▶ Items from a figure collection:

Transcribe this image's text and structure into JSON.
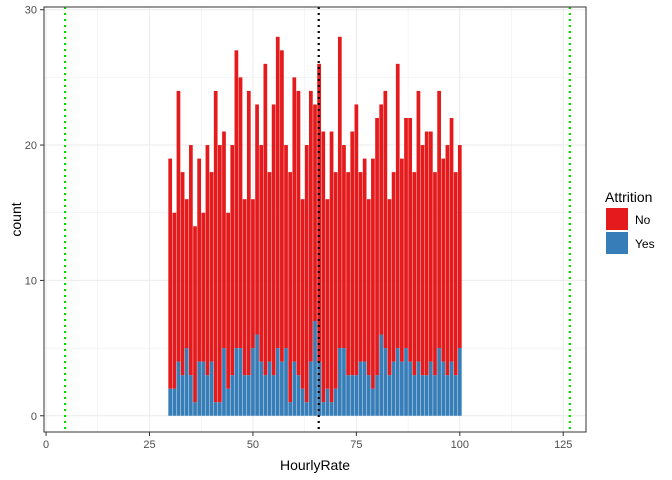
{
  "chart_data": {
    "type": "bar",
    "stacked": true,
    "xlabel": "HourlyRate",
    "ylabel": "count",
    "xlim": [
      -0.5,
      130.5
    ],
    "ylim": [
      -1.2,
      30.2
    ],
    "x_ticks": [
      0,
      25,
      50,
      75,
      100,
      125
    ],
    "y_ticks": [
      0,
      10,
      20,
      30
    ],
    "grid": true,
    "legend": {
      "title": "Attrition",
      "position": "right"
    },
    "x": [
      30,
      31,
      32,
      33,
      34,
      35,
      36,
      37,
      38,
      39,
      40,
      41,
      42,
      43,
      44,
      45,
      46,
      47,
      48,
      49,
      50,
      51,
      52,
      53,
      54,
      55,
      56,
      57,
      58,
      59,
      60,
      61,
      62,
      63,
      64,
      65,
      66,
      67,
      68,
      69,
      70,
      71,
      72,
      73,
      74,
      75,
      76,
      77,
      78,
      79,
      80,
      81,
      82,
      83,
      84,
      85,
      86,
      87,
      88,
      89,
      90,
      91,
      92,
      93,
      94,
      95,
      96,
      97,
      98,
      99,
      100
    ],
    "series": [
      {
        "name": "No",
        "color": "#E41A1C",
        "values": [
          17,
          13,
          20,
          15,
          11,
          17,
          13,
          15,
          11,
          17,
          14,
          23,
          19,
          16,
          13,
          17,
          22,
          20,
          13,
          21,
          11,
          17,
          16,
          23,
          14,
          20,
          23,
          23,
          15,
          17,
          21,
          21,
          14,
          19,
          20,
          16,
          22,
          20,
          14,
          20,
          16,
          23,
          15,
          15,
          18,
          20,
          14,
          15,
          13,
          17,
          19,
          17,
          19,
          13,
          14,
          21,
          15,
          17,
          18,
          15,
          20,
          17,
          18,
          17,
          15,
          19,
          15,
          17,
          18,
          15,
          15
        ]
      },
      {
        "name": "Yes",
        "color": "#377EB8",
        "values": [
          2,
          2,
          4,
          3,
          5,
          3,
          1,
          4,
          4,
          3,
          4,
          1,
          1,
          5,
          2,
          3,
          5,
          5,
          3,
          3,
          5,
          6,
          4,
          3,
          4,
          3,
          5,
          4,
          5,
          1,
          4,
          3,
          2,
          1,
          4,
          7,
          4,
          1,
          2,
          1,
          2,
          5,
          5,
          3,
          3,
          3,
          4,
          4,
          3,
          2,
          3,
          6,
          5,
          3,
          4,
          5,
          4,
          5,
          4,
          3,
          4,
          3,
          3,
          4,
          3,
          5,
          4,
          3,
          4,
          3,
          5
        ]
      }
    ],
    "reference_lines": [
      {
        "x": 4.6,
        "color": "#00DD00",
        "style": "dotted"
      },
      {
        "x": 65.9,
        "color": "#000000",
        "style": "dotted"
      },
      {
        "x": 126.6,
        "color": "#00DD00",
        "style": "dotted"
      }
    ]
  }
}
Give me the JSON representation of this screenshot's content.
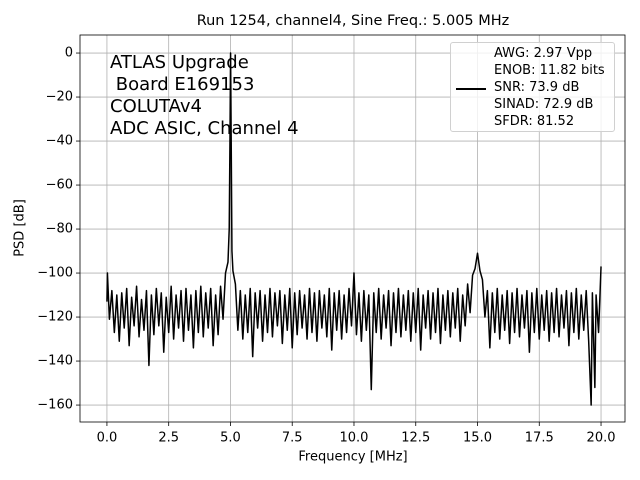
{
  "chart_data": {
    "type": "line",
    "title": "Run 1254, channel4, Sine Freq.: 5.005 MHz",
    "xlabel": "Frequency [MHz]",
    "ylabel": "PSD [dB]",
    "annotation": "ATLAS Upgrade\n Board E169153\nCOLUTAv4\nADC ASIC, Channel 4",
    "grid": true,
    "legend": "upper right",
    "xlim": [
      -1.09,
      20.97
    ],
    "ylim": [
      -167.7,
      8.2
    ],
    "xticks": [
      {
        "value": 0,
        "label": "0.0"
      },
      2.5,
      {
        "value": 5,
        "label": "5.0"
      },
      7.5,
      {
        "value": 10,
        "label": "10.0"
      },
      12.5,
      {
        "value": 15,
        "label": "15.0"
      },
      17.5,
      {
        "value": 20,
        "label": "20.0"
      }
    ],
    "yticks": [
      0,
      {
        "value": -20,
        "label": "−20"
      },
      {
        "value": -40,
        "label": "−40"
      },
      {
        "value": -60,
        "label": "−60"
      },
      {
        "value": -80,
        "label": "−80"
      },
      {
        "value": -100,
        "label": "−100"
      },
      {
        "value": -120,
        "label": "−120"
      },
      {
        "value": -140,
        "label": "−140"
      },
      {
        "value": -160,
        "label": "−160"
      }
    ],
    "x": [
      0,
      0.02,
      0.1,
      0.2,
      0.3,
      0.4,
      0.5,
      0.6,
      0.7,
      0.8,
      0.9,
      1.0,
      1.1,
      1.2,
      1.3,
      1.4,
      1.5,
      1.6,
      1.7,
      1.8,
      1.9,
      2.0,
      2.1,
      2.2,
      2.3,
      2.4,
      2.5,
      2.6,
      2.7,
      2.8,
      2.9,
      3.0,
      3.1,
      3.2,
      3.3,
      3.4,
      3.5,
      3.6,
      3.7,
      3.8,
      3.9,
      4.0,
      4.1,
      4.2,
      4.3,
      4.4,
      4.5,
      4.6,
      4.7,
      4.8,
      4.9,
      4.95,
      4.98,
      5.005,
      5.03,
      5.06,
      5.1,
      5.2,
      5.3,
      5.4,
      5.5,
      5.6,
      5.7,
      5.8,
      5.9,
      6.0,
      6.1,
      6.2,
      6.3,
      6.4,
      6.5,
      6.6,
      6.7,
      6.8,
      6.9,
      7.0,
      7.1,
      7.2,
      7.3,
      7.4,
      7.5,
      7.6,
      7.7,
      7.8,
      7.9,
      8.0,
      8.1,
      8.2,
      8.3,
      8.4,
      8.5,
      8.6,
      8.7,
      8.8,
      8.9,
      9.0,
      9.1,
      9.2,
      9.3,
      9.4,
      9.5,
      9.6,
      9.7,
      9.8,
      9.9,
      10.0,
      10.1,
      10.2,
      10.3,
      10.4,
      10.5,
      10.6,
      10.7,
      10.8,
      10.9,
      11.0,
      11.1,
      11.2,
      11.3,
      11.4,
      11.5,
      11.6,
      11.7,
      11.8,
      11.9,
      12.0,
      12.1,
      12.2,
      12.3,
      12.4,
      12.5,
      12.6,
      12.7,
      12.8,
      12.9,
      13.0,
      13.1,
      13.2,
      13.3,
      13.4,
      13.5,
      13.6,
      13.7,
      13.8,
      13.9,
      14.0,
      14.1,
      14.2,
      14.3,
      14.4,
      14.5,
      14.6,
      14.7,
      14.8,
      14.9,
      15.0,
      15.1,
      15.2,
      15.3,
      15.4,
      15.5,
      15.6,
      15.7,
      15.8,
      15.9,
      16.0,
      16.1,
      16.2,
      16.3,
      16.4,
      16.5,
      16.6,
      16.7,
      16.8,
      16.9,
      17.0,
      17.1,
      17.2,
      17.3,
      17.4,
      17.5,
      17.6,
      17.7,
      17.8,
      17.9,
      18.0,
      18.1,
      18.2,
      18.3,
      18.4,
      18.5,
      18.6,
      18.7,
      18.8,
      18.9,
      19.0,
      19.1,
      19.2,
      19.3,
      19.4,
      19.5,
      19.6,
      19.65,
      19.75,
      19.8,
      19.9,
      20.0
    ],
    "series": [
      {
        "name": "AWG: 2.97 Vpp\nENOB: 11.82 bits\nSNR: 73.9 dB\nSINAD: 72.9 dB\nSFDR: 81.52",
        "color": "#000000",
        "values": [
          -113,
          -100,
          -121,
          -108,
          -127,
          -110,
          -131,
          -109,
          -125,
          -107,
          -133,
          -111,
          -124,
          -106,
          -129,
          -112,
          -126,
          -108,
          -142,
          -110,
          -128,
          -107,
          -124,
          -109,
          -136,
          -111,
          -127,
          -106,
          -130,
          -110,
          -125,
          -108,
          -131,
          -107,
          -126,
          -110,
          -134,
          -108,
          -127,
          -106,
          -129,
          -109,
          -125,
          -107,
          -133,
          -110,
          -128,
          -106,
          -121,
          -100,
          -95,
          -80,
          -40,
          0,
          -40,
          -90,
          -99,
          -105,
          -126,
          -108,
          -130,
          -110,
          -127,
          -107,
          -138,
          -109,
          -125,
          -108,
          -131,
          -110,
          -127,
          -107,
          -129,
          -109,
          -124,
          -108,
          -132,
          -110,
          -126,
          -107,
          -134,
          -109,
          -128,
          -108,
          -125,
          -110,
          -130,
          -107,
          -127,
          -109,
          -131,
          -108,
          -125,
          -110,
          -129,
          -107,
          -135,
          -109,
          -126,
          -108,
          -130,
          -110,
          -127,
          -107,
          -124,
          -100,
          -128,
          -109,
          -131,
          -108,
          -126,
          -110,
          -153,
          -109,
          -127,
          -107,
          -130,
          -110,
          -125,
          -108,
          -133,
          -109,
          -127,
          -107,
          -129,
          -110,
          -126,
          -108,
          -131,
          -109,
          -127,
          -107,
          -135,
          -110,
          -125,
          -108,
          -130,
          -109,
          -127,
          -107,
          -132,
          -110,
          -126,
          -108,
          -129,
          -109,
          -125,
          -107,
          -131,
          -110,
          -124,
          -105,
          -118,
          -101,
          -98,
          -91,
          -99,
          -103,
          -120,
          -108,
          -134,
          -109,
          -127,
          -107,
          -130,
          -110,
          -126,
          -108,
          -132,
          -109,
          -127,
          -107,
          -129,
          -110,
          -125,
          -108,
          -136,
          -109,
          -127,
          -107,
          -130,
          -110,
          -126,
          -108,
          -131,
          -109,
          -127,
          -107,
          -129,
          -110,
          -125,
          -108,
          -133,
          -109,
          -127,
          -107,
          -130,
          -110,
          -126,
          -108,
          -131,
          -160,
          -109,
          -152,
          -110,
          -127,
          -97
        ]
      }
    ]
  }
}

▶ WHAT TO DO:
Where does the word "this" appear? Return each line that holds it.

▶ REPLY TO THE TASK:
Transcribe this image's text and structure into JSON.
Give me the JSON representation of this screenshot's content.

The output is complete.